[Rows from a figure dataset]
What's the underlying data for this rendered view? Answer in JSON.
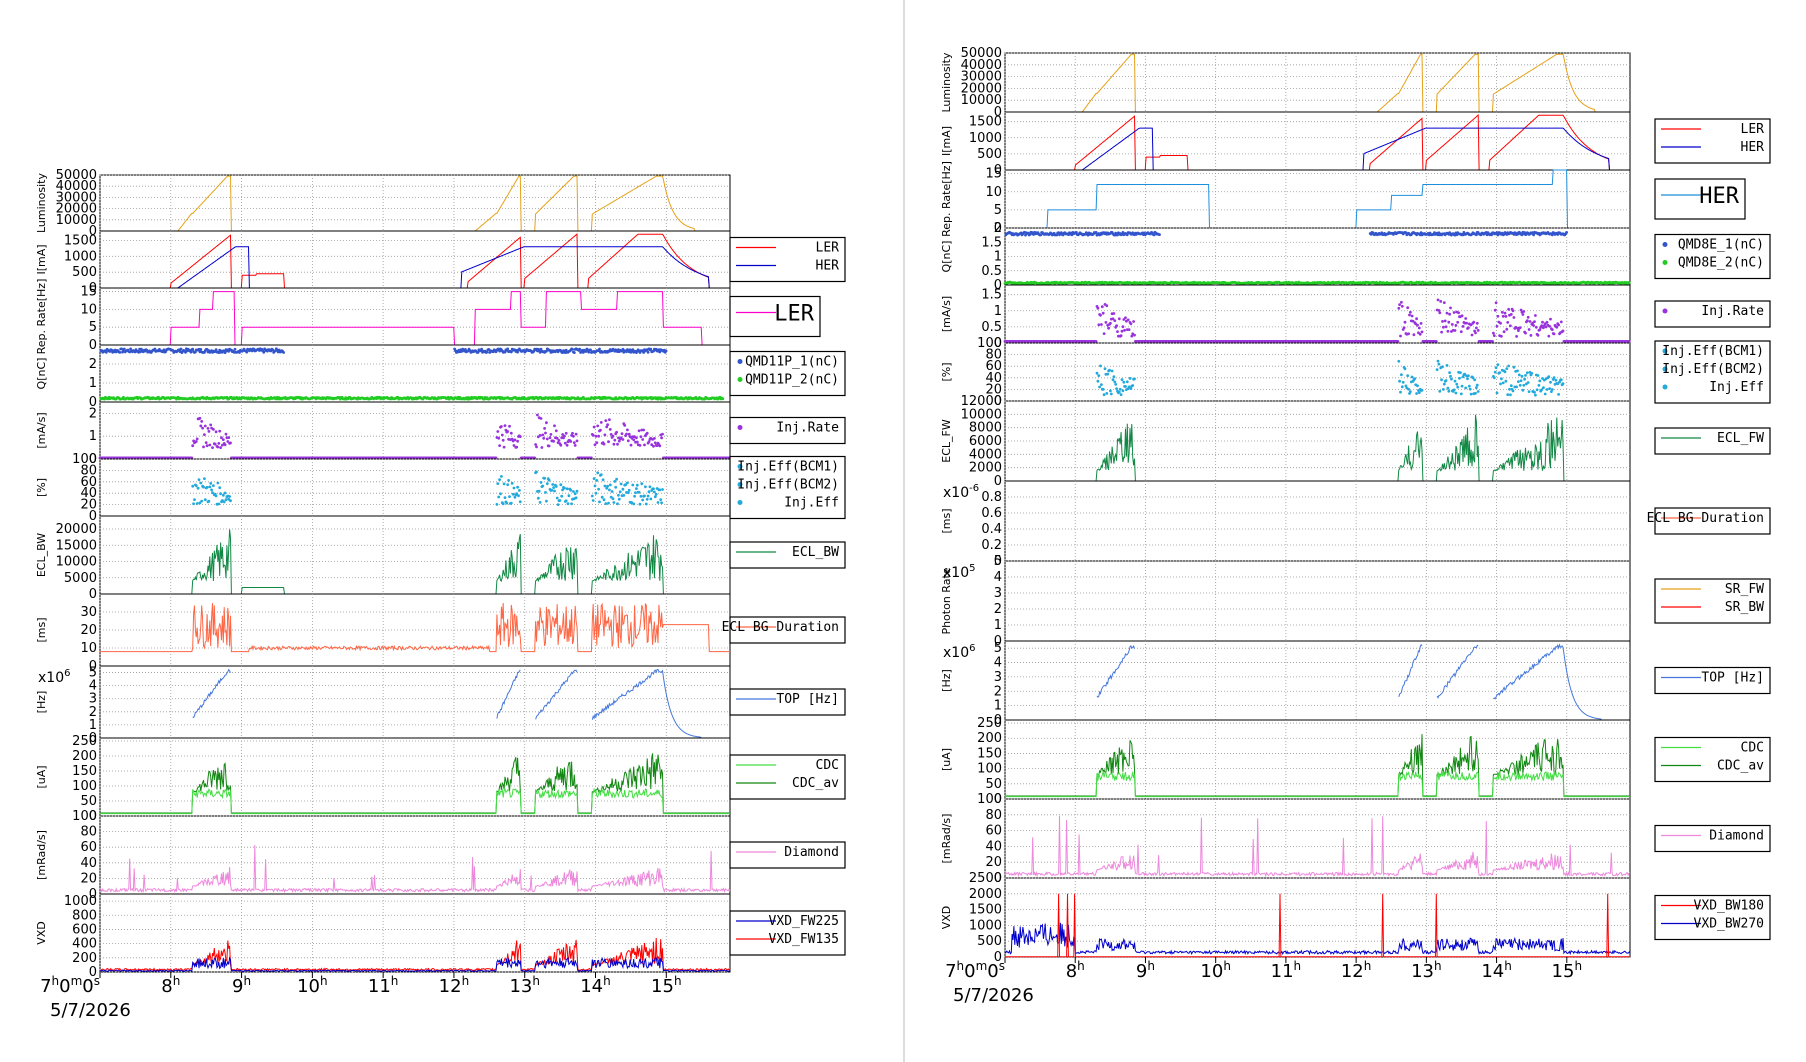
{
  "date_label": "5/7/2026",
  "colors": {
    "luminosity": "#e6a117",
    "ler": "#ff0000",
    "her": "#0000cc",
    "rep_ler": "#ff00cc",
    "rep_her": "#1f8fdd",
    "q1": "#3355cc",
    "q2": "#22cc22",
    "injrate": "#9933dd",
    "injeff": "#22aadd",
    "ecl": "#118844",
    "eclbg": "#ff6644",
    "top": "#4477dd",
    "cdc": "#118811",
    "cdcav": "#44dd44",
    "diamond": "#ee88dd",
    "vxd_a": "#0000cc",
    "vxd_b": "#ff0000",
    "sr_fw": "#e6a117",
    "sr_bw": "#ff0000"
  },
  "chart_data": [
    {
      "id": "left",
      "type": "line",
      "x_axis": {
        "unit": "hour",
        "ticks": [
          "7",
          "8",
          "9",
          "10",
          "11",
          "12",
          "13",
          "14",
          "15"
        ],
        "first_tick_label": "7h0m0s",
        "range": [
          7,
          15.9
        ]
      },
      "panels": [
        {
          "key": "lum",
          "ylabel": "Luminosity",
          "yticks": [
            "50000",
            "40000",
            "30000",
            "20000",
            "10000",
            "0"
          ],
          "ylim": [
            0,
            50000
          ],
          "series": [
            {
              "color": "luminosity",
              "kind": "lum"
            }
          ]
        },
        {
          "key": "cur",
          "ylabel": "I[mA]",
          "yticks": [
            "1500",
            "1000",
            "500",
            "0"
          ],
          "ylim": [
            0,
            1800
          ],
          "legend": [
            "LER",
            "HER"
          ],
          "legend_colors": [
            "ler",
            "her"
          ],
          "series": [
            {
              "color": "ler",
              "kind": "ler"
            },
            {
              "color": "her",
              "kind": "her"
            }
          ]
        },
        {
          "key": "rep",
          "ylabel": "Rep. Rate[Hz]",
          "yticks": [
            "15",
            "10",
            "5",
            "0"
          ],
          "ylim": [
            0,
            16
          ],
          "legend": [
            "LER"
          ],
          "legend_colors": [
            "rep_ler"
          ],
          "big_legend": true,
          "series": [
            {
              "color": "rep_ler",
              "kind": "rep"
            }
          ]
        },
        {
          "key": "q",
          "ylabel": "Q[nC]",
          "yticks": [
            "2",
            "1",
            "0"
          ],
          "ylim": [
            0,
            3
          ],
          "legend": [
            "QMD11P_1(nC)",
            "QMD11P_2(nC)"
          ],
          "legend_colors": [
            "q1",
            "q2"
          ],
          "dots": true,
          "series": [
            {
              "color": "q1",
              "kind": "q"
            },
            {
              "color": "q2",
              "kind": "q2"
            }
          ]
        },
        {
          "key": "ir",
          "ylabel": "[mA/s]",
          "yticks": [
            "2",
            "1",
            "0"
          ],
          "ylim": [
            0,
            2.5
          ],
          "legend": [
            "Inj.Rate"
          ],
          "legend_colors": [
            "injrate"
          ],
          "dots": true,
          "series": [
            {
              "color": "injrate",
              "kind": "ir"
            }
          ]
        },
        {
          "key": "eff",
          "ylabel": "[%]",
          "yticks": [
            "100",
            "80",
            "60",
            "40",
            "20",
            "0"
          ],
          "ylim": [
            0,
            100
          ],
          "legend": [
            "Inj.Eff(BCM1)",
            "Inj.Eff(BCM2)",
            "Inj.Eff"
          ],
          "legend_colors": [
            "injeff",
            "injeff",
            "injeff"
          ],
          "dots": true,
          "series": [
            {
              "color": "injeff",
              "kind": "eff"
            }
          ]
        },
        {
          "key": "ecl",
          "ylabel": "ECL_BW",
          "yticks": [
            "20000",
            "15000",
            "10000",
            "5000",
            "0"
          ],
          "ylim": [
            0,
            24000
          ],
          "legend": [
            "ECL_BW"
          ],
          "legend_colors": [
            "ecl"
          ],
          "series": [
            {
              "color": "ecl",
              "kind": "ecl"
            }
          ]
        },
        {
          "key": "eclbg",
          "ylabel": "[ms]",
          "yticks": [
            "30",
            "20",
            "10",
            "0"
          ],
          "ylim": [
            0,
            40
          ],
          "legend": [
            "ECL BG Duration"
          ],
          "legend_colors": [
            "eclbg"
          ],
          "series": [
            {
              "color": "eclbg",
              "kind": "eclbg"
            }
          ]
        },
        {
          "key": "top",
          "ylabel": "[Hz]",
          "exponent": "x10",
          "exponent_pow": "6",
          "yticks": [
            "5",
            "4",
            "3",
            "2",
            "1",
            "0"
          ],
          "ylim": [
            0,
            5.5
          ],
          "legend": [
            "TOP [Hz]"
          ],
          "legend_colors": [
            "top"
          ],
          "series": [
            {
              "color": "top",
              "kind": "top"
            }
          ]
        },
        {
          "key": "cdc",
          "ylabel": "[uA]",
          "yticks": [
            "250",
            "200",
            "150",
            "100",
            "50",
            "0"
          ],
          "ylim": [
            0,
            260
          ],
          "legend": [
            "CDC",
            "CDC_av"
          ],
          "legend_colors": [
            "cdcav",
            "cdc"
          ],
          "series": [
            {
              "color": "cdc",
              "kind": "cdc"
            },
            {
              "color": "cdcav",
              "kind": "cdcav"
            }
          ]
        },
        {
          "key": "dia",
          "ylabel": "[mRad/s]",
          "yticks": [
            "100",
            "80",
            "60",
            "40",
            "20",
            "0"
          ],
          "ylim": [
            0,
            100
          ],
          "legend": [
            "Diamond"
          ],
          "legend_colors": [
            "diamond"
          ],
          "series": [
            {
              "color": "diamond",
              "kind": "dia"
            }
          ]
        },
        {
          "key": "vxd",
          "ylabel": "VXD",
          "yticks": [
            "1000",
            "800",
            "600",
            "400",
            "200",
            "0"
          ],
          "ylim": [
            0,
            1100
          ],
          "legend": [
            "VXD_FW225",
            "VXD_FW135"
          ],
          "legend_colors": [
            "vxd_a",
            "vxd_b"
          ],
          "series": [
            {
              "color": "vxd_b",
              "kind": "vxd"
            },
            {
              "color": "vxd_a",
              "kind": "vxdb"
            }
          ]
        }
      ]
    },
    {
      "id": "right",
      "type": "line",
      "x_axis": {
        "unit": "hour",
        "ticks": [
          "7",
          "8",
          "9",
          "10",
          "11",
          "12",
          "13",
          "14",
          "15"
        ],
        "first_tick_label": "7h0m0s",
        "range": [
          7,
          15.9
        ]
      },
      "panels": [
        {
          "key": "lum",
          "ylabel": "Luminosity",
          "yticks": [
            "50000",
            "40000",
            "30000",
            "20000",
            "10000",
            "0"
          ],
          "ylim": [
            0,
            50000
          ],
          "series": [
            {
              "color": "luminosity",
              "kind": "lum"
            }
          ]
        },
        {
          "key": "cur",
          "ylabel": "I[mA]",
          "yticks": [
            "1500",
            "1000",
            "500",
            "0"
          ],
          "ylim": [
            0,
            1800
          ],
          "legend": [
            "LER",
            "HER"
          ],
          "legend_colors": [
            "ler",
            "her"
          ],
          "series": [
            {
              "color": "ler",
              "kind": "ler"
            },
            {
              "color": "her",
              "kind": "her"
            }
          ]
        },
        {
          "key": "rep",
          "ylabel": "Rep. Rate[Hz]",
          "yticks": [
            "15",
            "10",
            "5",
            "0"
          ],
          "ylim": [
            0,
            16
          ],
          "legend": [
            "HER"
          ],
          "legend_colors": [
            "rep_her"
          ],
          "big_legend": true,
          "series": [
            {
              "color": "rep_her",
              "kind": "reph"
            }
          ]
        },
        {
          "key": "q",
          "ylabel": "Q[nC]",
          "yticks": [
            "2",
            "1.5",
            "1",
            "0.5",
            "0"
          ],
          "ylim": [
            0,
            2
          ],
          "legend": [
            "QMD8E_1(nC)",
            "QMD8E_2(nC)"
          ],
          "legend_colors": [
            "q1",
            "q2"
          ],
          "dots": true,
          "series": [
            {
              "color": "q1",
              "kind": "qh"
            },
            {
              "color": "q2",
              "kind": "q2h"
            }
          ]
        },
        {
          "key": "ir",
          "ylabel": "[mA/s]",
          "yticks": [
            "1.5",
            "1",
            "0.5",
            "0"
          ],
          "ylim": [
            0,
            1.8
          ],
          "legend": [
            "Inj.Rate"
          ],
          "legend_colors": [
            "injrate"
          ],
          "dots": true,
          "series": [
            {
              "color": "injrate",
              "kind": "irh"
            }
          ]
        },
        {
          "key": "eff",
          "ylabel": "[%]",
          "yticks": [
            "100",
            "80",
            "60",
            "40",
            "20",
            "0"
          ],
          "ylim": [
            0,
            100
          ],
          "legend": [
            "Inj.Eff(BCM1)",
            "Inj.Eff(BCM2)",
            "Inj.Eff"
          ],
          "legend_colors": [
            "injeff",
            "injeff",
            "injeff"
          ],
          "dots": true,
          "series": [
            {
              "color": "injeff",
              "kind": "effh"
            }
          ]
        },
        {
          "key": "ecl",
          "ylabel": "ECL_FW",
          "yticks": [
            "12000",
            "10000",
            "8000",
            "6000",
            "4000",
            "2000",
            "0"
          ],
          "ylim": [
            0,
            12000
          ],
          "legend": [
            "ECL_FW"
          ],
          "legend_colors": [
            "ecl"
          ],
          "series": [
            {
              "color": "ecl",
              "kind": "eclh"
            }
          ]
        },
        {
          "key": "eclbg",
          "ylabel": "[ms]",
          "exponent": "x10",
          "exponent_pow": "-6",
          "yticks": [
            "0.8",
            "0.6",
            "0.4",
            "0.2",
            "0"
          ],
          "ylim": [
            0,
            1
          ],
          "legend": [
            "ECL BG Duration"
          ],
          "legend_colors": [
            "eclbg"
          ],
          "series": []
        },
        {
          "key": "sr",
          "ylabel": "Photon Rate",
          "exponent": "x10",
          "exponent_pow": "5",
          "yticks": [
            "5",
            "4",
            "3",
            "2",
            "1",
            "0"
          ],
          "ylim": [
            0,
            5
          ],
          "legend": [
            "SR_FW",
            "SR_BW"
          ],
          "legend_colors": [
            "sr_fw",
            "sr_bw"
          ],
          "series": [
            {
              "color": "sr_fw",
              "kind": "flat"
            }
          ]
        },
        {
          "key": "top",
          "ylabel": "[Hz]",
          "exponent": "x10",
          "exponent_pow": "6",
          "yticks": [
            "5",
            "4",
            "3",
            "2",
            "1",
            "0"
          ],
          "ylim": [
            0,
            5.5
          ],
          "legend": [
            "TOP [Hz]"
          ],
          "legend_colors": [
            "top"
          ],
          "series": [
            {
              "color": "top",
              "kind": "top"
            }
          ]
        },
        {
          "key": "cdc",
          "ylabel": "[uA]",
          "yticks": [
            "250",
            "200",
            "150",
            "100",
            "50",
            "0"
          ],
          "ylim": [
            0,
            260
          ],
          "legend": [
            "CDC",
            "CDC_av"
          ],
          "legend_colors": [
            "cdcav",
            "cdc"
          ],
          "series": [
            {
              "color": "cdc",
              "kind": "cdc"
            },
            {
              "color": "cdcav",
              "kind": "cdcav"
            }
          ]
        },
        {
          "key": "dia",
          "ylabel": "[mRad/s]",
          "yticks": [
            "100",
            "80",
            "60",
            "40",
            "20",
            "0"
          ],
          "ylim": [
            0,
            100
          ],
          "legend": [
            "Diamond"
          ],
          "legend_colors": [
            "diamond"
          ],
          "series": [
            {
              "color": "diamond",
              "kind": "dia"
            }
          ]
        },
        {
          "key": "vxd",
          "ylabel": "VXD",
          "yticks": [
            "2500",
            "2000",
            "1500",
            "1000",
            "500",
            "0"
          ],
          "ylim": [
            0,
            2500
          ],
          "legend": [
            "VXD_BW180",
            "VXD_BW270"
          ],
          "legend_colors": [
            "vxd_b",
            "vxd_a"
          ],
          "series": [
            {
              "color": "vxd_a",
              "kind": "vxdr"
            },
            {
              "color": "vxd_b",
              "kind": "vxdrb"
            }
          ]
        }
      ]
    }
  ]
}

Work to do:
Find the lines containing "eclbg" and list every one of them.

Worked answer:
    "eclbg": "#ff6644",
          "key": "eclbg",
            "eclbg"
              "color": "eclbg",
              "kind": "eclbg"
          "key": "eclbg",
            "eclbg"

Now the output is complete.